- _What the task asks_
Extract the full set of records, then give each one again exactly.

(Collection entries)
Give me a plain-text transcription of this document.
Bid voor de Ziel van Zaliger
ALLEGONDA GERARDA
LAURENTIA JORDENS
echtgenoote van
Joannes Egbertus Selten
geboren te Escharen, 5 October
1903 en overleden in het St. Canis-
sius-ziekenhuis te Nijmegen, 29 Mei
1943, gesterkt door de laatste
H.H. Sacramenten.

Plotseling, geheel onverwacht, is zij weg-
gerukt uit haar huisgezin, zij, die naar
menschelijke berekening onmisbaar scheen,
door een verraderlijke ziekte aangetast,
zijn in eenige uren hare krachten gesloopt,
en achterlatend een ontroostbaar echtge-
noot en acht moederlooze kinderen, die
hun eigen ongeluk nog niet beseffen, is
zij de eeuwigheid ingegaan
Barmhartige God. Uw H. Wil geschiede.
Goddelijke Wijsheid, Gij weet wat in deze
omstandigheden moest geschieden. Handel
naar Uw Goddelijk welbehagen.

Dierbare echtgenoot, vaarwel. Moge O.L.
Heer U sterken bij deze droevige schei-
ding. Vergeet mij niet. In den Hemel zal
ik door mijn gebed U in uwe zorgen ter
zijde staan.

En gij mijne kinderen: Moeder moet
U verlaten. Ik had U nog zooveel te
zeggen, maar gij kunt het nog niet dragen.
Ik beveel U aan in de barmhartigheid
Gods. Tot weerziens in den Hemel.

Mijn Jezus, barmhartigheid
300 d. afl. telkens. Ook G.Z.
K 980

- _Response to this exercise_
Give me a plain-text transcription of this document.
Bid voor de Ziel van Zaliger
ALLEGONDA GERARDA
LAURENTIA JORDENS
echtgenoote van
Joannes Egbertus Selten
geboren te Escharen, 5 October
1903 en overleden in het St. Canis-
sius-ziekenhuis te Nijmegen, 29 Mei
1943, gesterkt door de laatste
H.H. Sacramenten.

Plotseling, geheel onverwacht, is zij weg-
gerukt uit haar huisgezin, zij, die naar
menschelijke berekening onmisbaar scheen,
door een verraderlijke ziekte aangetast,
zijn in eenige uren hare krachten gesloopt,
en achterlatend een ontroostbaar echtge-
noot en acht moederlooze kinderen, die
hun eigen ongeluk nog niet beseffen, is
zij de eeuwigheid ingegaan
Barmhartige God. Uw H. Wil geschiede.
Goddelijke Wijsheid, Gij weet wat in deze
omstandigheden moest geschieden. Handel
naar Uw Goddelijk welbehagen.

Dierbare echtgenoot, vaarwel. Moge O.L.
Heer U sterken bij deze droevige schei-
ding. Vergeet mij niet. In den Hemel zal
ik door mijn gebed U in uwe zorgen ter
zijde staan.

En gij mijne kinderen: Moeder moet
U verlaten. Ik had U nog zooveel te
zeggen, maar gij kunt het nog niet dragen.
Ik beveel U aan in de barmhartigheid
Gods. Tot weerziens in den Hemel.

Mijn Jezus, barmhartigheid
300 d. afl. telkens. Ook G.Z.
K 980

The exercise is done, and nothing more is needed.